◆ Aim A ◆
Answer the following questions using the text on smart home privacy. Mark each answer with the matching numeral.
(i) What does the text say data brokers do?
(ii) What do a handful of insurers already offer to customers?
(iii) What name does the text give to processing handled directly on the device itself?
◆ Aim B ◆
Proceed with the text on smart home privacy, continuing it from the point where it stops.

** Start of Text segment **

The Biggest Gossips in the House
Smart devices rarely keep things between you and them. When your data leaves your home, it often travels through several layers of companies, partners, and cloud systems. Each one might get a peek at what your devices collect.
Manufacturers say this sharing helps improve products or personalize your experience. In plain terms though, it often means your data can be used to target ads, build marketing profiles, or train algorithms. In some cases, companies share information with outside partners or store it in third-party data centers, which are facilities run by completely separate companies.
It is a bit like your smart speaker chatting about you with all its friends. Your camera might tell your cloud app when motion was detected. Your thermostat reports when you are home. Your smart lock sends updates about entries and exits. One gadget’s status update can easily become another’s conversation starter. In some cases that data ends up with data brokers, which are companies that buy, compile, and sell personal information, often without consumers ever knowing it happened.
The more connected your devices are, the more places your personal information can end up. And in that busy digital social circle, privacy often gets left out of the group chat.
How That Data Can Be Used Against You
Most people assume the worst case is getting targeted ads. But the picture is more detailed than that once you zoom out.
Insurance companies have begun exploring whether smart home data, including things like how often you are home, temperature patterns, or motion sensor activity, could one day factor into home or life insurance pricing. This is not theoretical. A handful of insurers already offer premium discounts for customers who share data from connected devices, which means the flip side is being penalized for choosing not to share.
Divorce and custody proceedings have also seen smart home data introduced as evidence, including voice assistant logs and camera footage. Your devices keep records even when you forget they are keeping records.
Law enforcement requests for smart home data have increased significantly over the past several years. Most major platforms will comply with a valid legal request, and some have done so even without one. Your home is private, but the data it generates sits on servers that are not.
None of this is meant to alarm you. Most people will never experience any of these scenarios. But knowing that your data has real-world value to parties other than advertisers is a good reason to be a little more intentional about what your devices are allowed to collect.
Local Processing vs. Cloud: Why It Matters for Privacy
Most smart devices send your data to a remote server to do their thinking. That is called cloud processing, and it is how the majority of voice assistants, cameras, and smart home hubs work. Your command or video clip leaves your home, gets analyzed on a company’s server, and a response comes back. Common smart home hubs like Amazon Echo, Google Nest Hub, and Apple HomePod all work this way by default, though how much data each one sends and stores varies by brand and settings.
Some newer devices handle more of that processing directly on the device itself, which is called local or edge processing. The difference matters for privacy because data that never leaves your home cannot be exposed in a breach, subpoenaed by law enforcement, or shared with advertising partners.
If privacy is a priority for you, look for devices that advertise local processing or work with platforms like Home Assistant. Home Assistant is an open-source home automation system that keeps your data on a device inside your house rather than in someone else’s cloud. It takes a bit more setup, but you trade convenience for control.

** End of Text segment **
** Start of Material provided **

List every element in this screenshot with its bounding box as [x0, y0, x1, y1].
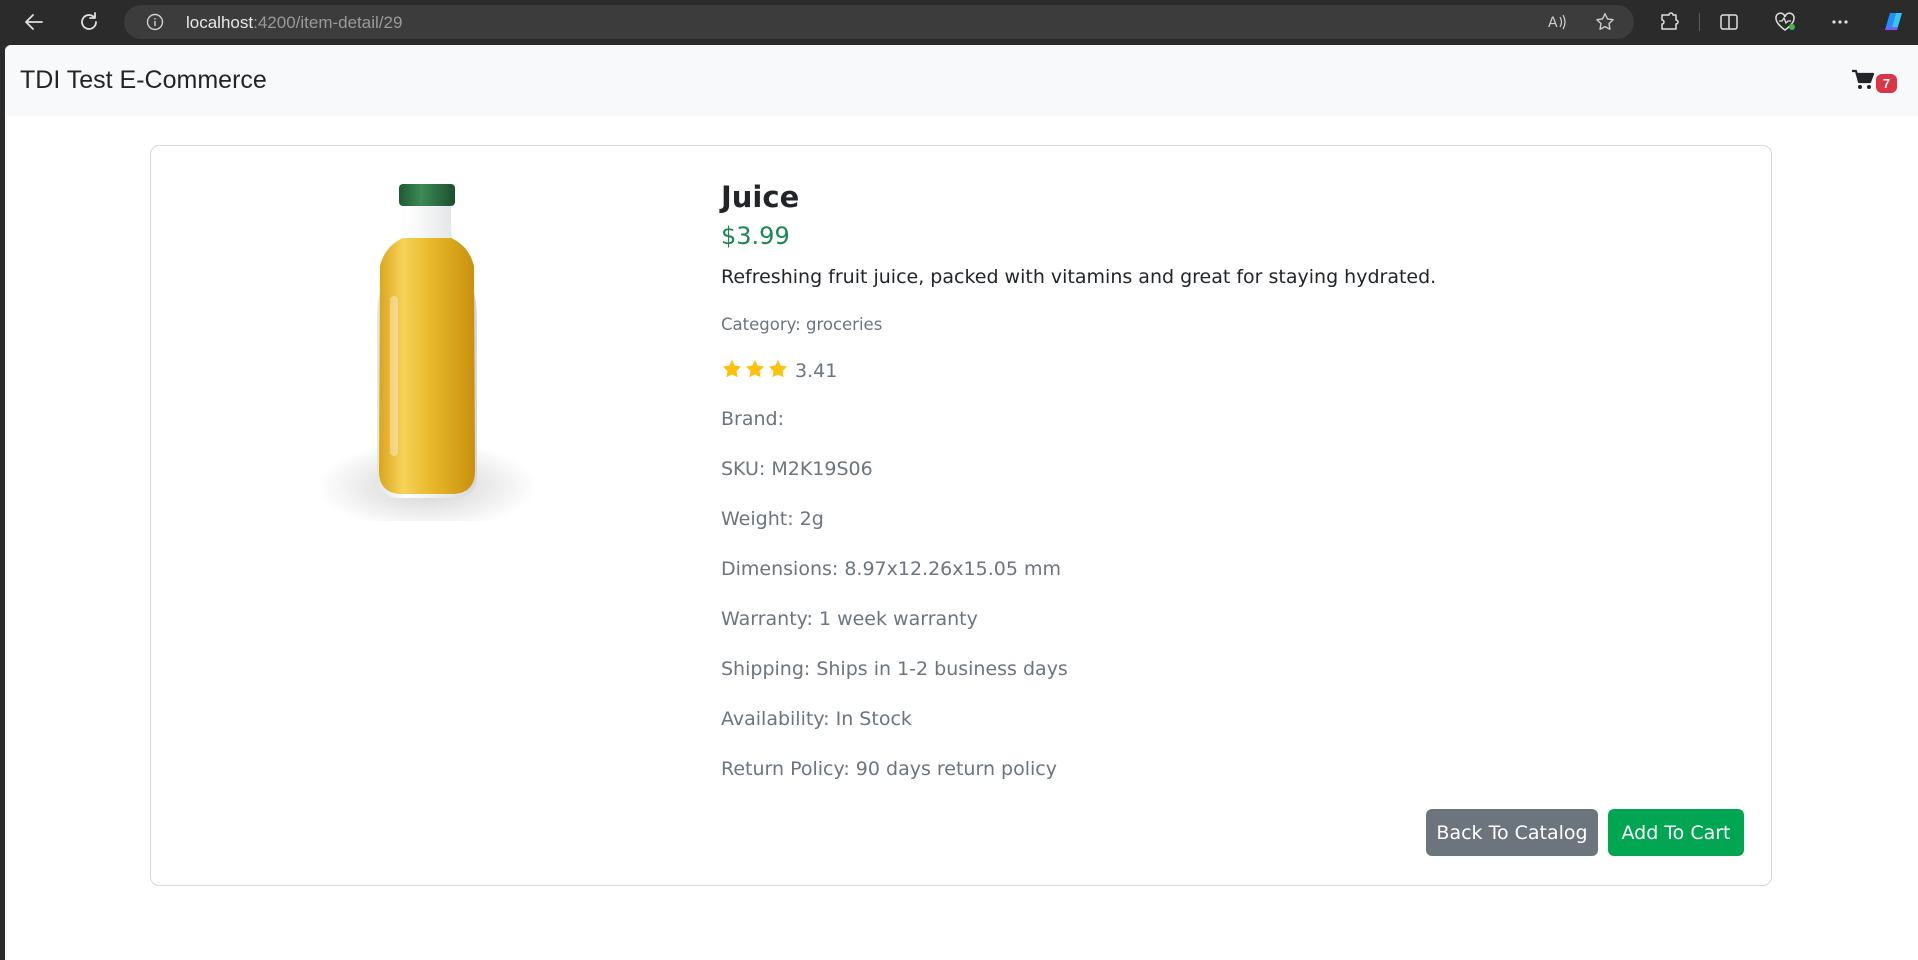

** End of Material provided **

◆ Written reply A ◆
(i) They buy, compile, and sell personal information, often without consumers ever knowing it happened.
(ii) Premium discounts for customers who share data from connected devices.
(iii) Local or edge processing.

◆ Written reply B ◆
When Privacy Promises Did Not Hold Up
These are not just hypothetical risks. There have been real, documented cases where smart device data ended up somewhere it should not have:
In 2019, it came out that Amazon, Apple, and Google all had human contractors listening to voice assistant recordings as part of their quality review programs. Most users had no idea their conversations could reach a real human ear. Amazon has since made it easier to opt out, but the default was always collection first.
Ring, Amazon’s video doorbell brand, faced significant scrutiny after it was revealed that the company had shared customer camera footage with law enforcement in response to requests, sometimes without requiring a warrant. Ring has since updated its policies, but it sparked a real debate about who actually controls your camera footage.
In 2021, security researchers discovered that some iRobot Roomba models had captured and shared photos from inside customers’ homes, including images of people, during product development testing. The photos ended up accessible to outside data labeling contractors.
Wyze, a popular budget camera brand, experienced a data breach that exposed information for millions of users. A separate incident also resulted in some users briefly seeing footage from other people’s cameras due to a caching error. And that kind of exposed data does not just sit idle. It increasingly ends up fueling AI-powered scams that are far more convincing than anything that came before them.
What Happens When a Company Gets Sold or Shuts Down?
One risk that rarely gets mentioned is what happens to your data when the company behind your device gets acquired, goes out of business, or simply decides to shut down its cloud service. Your smart home data does not disappear with the company. It typically gets transferred to whoever acquires the business, often under terms that look very different from the original privacy policy you agreed to. This has already happened with several smart home brands. When you buy a connected device, you are also trusting that company to exist, stay independent, and keep its promises for as long as you own the product. That is worth factoring in when you choose who makes the things in your home.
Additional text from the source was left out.